Your goal ▸ Identify and reproduce every line holding the string "Total".

Supplied records ▸
····················

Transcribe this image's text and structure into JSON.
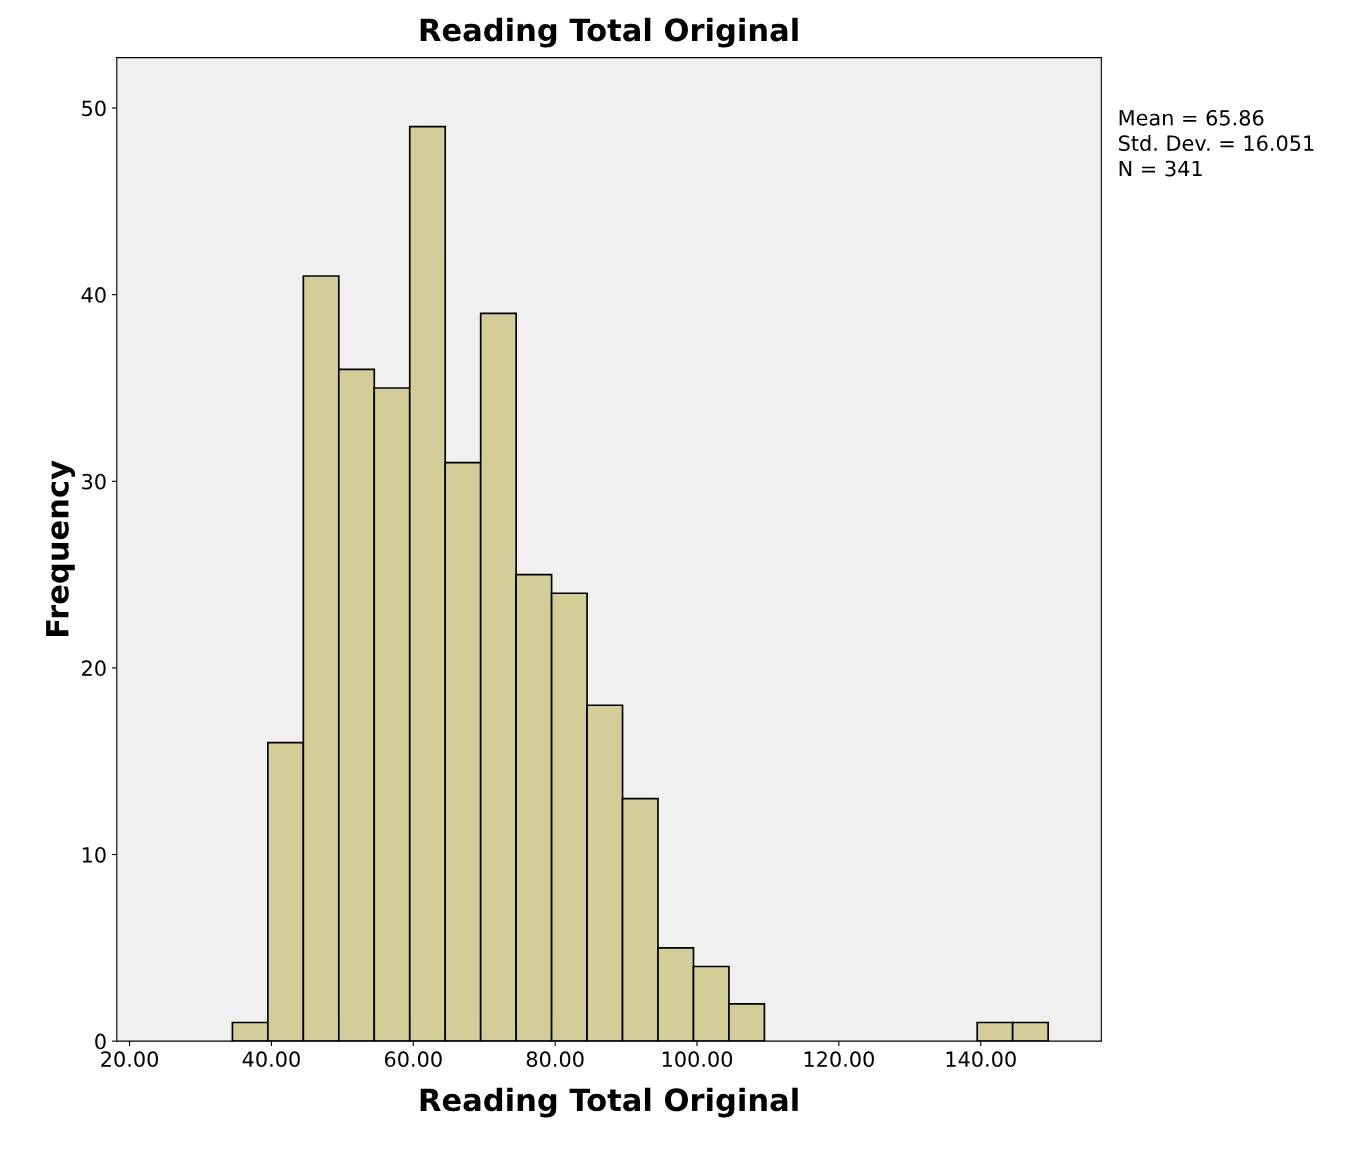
{
  "chart_data": {
    "type": "histogram",
    "title": "Reading Total Original",
    "xlabel": "Reading Total Original",
    "ylabel": "Frequency",
    "bins": [
      34.5,
      39.5,
      44.5,
      49.5,
      54.5,
      59.5,
      64.5,
      69.5,
      74.5,
      79.5,
      84.5,
      89.5,
      94.5,
      99.5,
      104.5,
      109.5,
      114.5,
      119.5,
      124.5,
      129.5,
      134.5,
      139.5,
      144.5,
      149.5
    ],
    "values": [
      1,
      16,
      41,
      36,
      35,
      49,
      31,
      39,
      25,
      24,
      18,
      13,
      5,
      4,
      2,
      0,
      0,
      0,
      0,
      0,
      0,
      1,
      1
    ],
    "color": "#d3ce97",
    "xlim": [
      18.2,
      157
    ],
    "ylim": [
      0,
      52.7
    ],
    "xticks": [
      {
        "value": 20,
        "label": "20.00"
      },
      {
        "value": 40,
        "label": "40.00"
      },
      {
        "value": 60,
        "label": "60.00"
      },
      {
        "value": 80,
        "label": "80.00"
      },
      {
        "value": 100,
        "label": "100.00"
      },
      {
        "value": 120,
        "label": "120.00"
      },
      {
        "value": 140,
        "label": "140.00"
      }
    ],
    "yticks": [
      0,
      10,
      20,
      30,
      40,
      50
    ],
    "grid": false,
    "legend": false,
    "annotations": [
      "Mean = 65.86",
      "Std. Dev. = 16.051",
      "N = 341"
    ]
  }
}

····················

Complete response ▸
    "title": "Reading Total Original",
    "xlabel": "Reading Total Original",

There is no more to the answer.